# Given information:
_ _ _ _ _

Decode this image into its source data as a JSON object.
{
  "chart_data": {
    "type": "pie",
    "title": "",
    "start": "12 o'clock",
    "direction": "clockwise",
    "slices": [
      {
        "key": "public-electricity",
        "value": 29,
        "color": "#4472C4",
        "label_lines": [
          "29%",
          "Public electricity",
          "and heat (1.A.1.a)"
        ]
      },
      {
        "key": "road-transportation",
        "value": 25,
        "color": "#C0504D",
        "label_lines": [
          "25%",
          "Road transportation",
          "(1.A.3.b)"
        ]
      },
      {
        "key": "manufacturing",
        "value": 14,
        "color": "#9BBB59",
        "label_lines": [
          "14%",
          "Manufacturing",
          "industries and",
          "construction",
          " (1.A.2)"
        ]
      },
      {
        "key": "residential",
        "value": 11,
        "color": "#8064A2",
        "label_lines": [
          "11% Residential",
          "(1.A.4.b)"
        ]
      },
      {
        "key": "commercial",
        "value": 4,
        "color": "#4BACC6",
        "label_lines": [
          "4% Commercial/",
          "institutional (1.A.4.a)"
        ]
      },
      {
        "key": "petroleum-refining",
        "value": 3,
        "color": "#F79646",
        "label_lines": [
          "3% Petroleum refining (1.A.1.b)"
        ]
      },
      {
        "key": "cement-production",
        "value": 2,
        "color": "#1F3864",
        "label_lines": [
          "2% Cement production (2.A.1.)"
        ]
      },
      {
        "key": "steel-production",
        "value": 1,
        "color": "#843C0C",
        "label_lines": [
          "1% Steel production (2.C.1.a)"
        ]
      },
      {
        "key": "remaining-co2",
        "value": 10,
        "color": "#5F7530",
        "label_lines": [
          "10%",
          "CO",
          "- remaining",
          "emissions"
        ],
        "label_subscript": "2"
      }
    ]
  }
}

_ _ _ _ _

# Stated task:
Check each line of the entries above, and show every one holding the word "electricity".

# Output of the exercise:
        "key": "public-electricity",
          "Public electricity",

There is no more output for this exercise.